**DATASET ROWS**
┄┄┄┄┄┄

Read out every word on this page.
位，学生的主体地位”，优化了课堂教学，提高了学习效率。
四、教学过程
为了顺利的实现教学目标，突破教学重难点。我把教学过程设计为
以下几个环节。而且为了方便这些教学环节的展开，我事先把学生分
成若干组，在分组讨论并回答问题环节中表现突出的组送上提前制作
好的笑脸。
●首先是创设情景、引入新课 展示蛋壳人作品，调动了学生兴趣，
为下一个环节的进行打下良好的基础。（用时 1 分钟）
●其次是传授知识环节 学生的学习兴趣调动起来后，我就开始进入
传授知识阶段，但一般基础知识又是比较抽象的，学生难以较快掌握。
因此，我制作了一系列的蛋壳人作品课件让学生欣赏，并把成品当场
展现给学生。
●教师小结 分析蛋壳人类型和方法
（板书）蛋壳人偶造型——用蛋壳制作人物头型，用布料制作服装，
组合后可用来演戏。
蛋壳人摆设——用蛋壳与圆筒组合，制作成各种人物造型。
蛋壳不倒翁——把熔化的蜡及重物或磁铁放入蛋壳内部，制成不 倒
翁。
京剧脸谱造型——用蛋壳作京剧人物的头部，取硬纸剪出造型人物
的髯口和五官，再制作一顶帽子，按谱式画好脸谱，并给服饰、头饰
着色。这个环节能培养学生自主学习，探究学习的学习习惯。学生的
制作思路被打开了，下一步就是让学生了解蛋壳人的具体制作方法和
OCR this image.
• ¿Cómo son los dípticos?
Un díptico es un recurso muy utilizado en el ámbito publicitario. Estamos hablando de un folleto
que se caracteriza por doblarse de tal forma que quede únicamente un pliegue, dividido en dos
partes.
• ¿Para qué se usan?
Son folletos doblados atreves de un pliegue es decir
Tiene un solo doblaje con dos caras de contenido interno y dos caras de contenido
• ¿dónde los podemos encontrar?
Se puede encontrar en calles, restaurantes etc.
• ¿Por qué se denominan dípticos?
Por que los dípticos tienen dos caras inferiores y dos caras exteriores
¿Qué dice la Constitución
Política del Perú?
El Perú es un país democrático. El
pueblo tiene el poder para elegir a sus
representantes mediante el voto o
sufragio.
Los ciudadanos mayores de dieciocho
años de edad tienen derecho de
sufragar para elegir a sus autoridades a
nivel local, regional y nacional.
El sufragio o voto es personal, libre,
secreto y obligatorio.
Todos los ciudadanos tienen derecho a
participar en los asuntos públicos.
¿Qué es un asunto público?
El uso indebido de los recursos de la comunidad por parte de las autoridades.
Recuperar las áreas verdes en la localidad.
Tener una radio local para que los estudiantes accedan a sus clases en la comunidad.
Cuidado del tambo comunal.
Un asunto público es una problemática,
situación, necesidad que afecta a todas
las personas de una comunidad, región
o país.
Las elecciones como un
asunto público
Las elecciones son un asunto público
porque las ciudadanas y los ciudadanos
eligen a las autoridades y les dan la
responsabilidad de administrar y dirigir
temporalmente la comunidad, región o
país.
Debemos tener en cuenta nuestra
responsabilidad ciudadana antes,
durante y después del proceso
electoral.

┄┄┄┄┄┄

Extract every line above containing the word "elecciones".

Las elecciones como un
Las elecciones son un asunto público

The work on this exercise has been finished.